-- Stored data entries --
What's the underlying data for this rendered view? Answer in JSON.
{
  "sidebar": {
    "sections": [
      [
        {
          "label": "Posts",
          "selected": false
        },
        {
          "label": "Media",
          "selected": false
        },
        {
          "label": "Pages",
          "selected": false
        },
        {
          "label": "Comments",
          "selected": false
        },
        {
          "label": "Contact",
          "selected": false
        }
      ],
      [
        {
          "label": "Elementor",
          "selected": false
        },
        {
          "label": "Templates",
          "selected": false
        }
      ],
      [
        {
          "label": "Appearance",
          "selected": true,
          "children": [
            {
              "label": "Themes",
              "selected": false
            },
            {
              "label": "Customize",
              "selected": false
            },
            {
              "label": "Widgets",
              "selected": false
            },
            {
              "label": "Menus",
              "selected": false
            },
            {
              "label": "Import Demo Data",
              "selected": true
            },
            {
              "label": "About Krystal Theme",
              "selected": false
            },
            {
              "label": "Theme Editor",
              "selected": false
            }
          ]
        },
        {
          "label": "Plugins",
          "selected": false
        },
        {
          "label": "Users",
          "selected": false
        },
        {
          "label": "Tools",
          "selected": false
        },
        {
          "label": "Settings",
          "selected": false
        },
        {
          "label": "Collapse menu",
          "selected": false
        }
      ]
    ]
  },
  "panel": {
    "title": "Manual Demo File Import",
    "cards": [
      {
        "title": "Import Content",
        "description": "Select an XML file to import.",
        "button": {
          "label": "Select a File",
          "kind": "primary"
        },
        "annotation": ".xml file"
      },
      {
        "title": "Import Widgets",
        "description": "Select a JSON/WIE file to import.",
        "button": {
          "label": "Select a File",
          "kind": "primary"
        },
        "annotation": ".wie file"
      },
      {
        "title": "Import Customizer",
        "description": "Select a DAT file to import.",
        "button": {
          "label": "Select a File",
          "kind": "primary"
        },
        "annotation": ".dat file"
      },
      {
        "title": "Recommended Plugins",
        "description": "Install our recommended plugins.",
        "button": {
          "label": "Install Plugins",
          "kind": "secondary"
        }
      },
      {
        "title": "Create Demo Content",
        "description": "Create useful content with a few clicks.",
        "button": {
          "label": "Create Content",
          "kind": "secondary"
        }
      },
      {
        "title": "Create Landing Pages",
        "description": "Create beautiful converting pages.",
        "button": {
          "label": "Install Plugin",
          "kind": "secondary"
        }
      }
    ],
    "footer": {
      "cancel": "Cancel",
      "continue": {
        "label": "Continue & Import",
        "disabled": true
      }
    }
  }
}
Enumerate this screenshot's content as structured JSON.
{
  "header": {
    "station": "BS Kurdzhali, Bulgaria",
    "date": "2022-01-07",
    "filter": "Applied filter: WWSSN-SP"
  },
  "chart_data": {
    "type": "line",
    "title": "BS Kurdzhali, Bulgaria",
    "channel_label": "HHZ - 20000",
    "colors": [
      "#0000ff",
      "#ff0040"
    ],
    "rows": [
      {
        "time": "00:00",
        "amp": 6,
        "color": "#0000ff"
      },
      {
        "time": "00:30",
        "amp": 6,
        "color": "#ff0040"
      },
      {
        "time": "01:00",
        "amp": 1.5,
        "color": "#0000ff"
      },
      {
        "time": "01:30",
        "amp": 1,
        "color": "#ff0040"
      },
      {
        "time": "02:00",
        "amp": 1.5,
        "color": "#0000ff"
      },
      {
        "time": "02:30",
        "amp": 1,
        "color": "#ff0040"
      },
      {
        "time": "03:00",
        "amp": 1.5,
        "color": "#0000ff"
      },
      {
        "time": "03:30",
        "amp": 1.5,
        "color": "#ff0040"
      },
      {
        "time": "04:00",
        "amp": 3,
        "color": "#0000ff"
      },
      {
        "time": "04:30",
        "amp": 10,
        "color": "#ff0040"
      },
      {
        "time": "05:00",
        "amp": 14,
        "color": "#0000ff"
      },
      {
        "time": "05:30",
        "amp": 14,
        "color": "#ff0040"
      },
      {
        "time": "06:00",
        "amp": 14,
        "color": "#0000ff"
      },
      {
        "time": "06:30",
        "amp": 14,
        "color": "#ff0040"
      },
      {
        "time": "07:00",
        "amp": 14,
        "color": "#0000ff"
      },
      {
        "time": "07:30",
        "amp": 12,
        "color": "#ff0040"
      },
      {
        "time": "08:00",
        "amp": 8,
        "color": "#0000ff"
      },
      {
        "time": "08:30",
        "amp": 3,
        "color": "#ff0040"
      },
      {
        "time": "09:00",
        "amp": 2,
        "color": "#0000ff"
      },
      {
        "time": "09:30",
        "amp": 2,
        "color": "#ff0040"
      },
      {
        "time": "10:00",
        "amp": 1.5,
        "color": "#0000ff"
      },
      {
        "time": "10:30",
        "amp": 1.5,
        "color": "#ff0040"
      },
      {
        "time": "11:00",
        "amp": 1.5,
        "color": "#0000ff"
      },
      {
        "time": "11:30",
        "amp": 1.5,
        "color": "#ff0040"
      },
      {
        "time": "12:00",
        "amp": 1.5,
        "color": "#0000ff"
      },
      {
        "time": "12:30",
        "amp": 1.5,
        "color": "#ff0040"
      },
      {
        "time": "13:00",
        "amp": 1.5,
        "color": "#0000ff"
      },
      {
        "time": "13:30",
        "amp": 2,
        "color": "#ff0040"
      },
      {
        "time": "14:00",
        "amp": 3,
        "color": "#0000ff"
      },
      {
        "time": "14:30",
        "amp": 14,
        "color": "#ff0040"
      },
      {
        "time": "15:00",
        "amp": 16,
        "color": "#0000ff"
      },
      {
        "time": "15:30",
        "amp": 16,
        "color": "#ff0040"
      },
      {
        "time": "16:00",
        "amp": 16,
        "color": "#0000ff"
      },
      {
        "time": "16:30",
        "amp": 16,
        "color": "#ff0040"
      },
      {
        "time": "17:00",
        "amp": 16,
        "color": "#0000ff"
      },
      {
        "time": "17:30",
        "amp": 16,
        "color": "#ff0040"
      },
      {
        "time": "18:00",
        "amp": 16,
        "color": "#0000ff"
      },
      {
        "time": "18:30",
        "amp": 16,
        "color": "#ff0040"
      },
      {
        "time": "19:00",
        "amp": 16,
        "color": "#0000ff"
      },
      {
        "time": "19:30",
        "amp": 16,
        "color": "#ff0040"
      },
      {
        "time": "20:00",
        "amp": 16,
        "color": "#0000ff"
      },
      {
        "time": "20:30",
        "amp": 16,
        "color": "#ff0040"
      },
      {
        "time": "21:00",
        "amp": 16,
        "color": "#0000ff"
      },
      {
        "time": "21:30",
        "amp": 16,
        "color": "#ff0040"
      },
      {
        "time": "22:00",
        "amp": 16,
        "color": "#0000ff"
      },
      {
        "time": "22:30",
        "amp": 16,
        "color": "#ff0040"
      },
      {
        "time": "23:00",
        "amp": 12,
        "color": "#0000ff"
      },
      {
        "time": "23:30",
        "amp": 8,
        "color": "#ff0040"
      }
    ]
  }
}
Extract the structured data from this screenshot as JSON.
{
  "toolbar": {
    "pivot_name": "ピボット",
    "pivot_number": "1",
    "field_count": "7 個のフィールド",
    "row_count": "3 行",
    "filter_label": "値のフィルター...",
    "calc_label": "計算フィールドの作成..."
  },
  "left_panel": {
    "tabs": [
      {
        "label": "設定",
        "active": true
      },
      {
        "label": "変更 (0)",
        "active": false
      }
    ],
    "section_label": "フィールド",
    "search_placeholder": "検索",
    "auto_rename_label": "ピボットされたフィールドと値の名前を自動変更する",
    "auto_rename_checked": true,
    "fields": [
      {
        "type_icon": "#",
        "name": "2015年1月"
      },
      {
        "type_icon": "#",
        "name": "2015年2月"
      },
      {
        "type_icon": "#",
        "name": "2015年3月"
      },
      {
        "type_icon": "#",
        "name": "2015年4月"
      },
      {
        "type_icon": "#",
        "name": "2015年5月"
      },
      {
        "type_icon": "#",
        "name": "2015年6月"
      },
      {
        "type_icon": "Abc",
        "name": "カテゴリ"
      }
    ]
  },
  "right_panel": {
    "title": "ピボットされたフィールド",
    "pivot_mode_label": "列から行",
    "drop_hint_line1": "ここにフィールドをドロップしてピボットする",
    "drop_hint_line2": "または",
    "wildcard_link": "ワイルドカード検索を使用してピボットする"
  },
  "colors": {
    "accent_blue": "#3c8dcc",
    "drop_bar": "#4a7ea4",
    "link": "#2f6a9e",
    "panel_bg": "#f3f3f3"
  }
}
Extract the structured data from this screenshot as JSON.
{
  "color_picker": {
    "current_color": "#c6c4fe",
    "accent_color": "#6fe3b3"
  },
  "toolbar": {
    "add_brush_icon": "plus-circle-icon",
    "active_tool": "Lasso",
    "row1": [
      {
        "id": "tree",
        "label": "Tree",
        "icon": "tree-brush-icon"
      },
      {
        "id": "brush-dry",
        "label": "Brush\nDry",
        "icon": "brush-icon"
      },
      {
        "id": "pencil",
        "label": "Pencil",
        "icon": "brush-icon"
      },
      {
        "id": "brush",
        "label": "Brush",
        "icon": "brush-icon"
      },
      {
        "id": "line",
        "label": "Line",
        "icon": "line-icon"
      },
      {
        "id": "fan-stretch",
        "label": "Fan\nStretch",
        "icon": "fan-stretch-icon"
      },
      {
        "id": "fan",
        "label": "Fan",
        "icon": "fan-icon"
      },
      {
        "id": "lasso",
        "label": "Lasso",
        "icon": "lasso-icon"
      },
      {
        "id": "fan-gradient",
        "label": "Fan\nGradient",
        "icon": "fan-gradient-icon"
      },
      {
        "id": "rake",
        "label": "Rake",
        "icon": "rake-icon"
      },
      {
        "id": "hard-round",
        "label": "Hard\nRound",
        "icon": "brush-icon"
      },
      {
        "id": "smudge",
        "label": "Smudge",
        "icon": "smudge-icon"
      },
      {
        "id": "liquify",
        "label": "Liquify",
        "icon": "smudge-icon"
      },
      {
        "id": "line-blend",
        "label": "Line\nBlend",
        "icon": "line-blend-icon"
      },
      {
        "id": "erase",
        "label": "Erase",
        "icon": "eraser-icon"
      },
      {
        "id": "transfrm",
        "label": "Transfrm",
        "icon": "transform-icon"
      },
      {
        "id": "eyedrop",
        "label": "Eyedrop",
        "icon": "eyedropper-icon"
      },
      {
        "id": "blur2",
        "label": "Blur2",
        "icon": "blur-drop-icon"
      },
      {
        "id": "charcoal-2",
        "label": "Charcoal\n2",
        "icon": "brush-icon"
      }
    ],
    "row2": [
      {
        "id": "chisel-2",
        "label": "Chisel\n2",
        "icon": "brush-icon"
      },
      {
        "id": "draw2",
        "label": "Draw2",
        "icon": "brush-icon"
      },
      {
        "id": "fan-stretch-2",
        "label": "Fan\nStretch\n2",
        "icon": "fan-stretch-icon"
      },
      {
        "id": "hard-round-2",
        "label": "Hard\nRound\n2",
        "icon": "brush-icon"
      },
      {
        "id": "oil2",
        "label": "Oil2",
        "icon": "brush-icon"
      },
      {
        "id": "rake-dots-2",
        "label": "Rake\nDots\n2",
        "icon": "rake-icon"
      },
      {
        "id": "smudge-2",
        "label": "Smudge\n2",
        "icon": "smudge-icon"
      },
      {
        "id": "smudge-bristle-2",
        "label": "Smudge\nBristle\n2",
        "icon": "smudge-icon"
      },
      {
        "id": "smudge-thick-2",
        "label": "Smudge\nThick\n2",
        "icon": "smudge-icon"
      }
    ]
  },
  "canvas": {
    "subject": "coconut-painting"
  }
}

-- PROBLEM DETAILS --
Give only the number of lines in the material above that hold the word "true".

-- RESULT OF THE EXERCISE --
5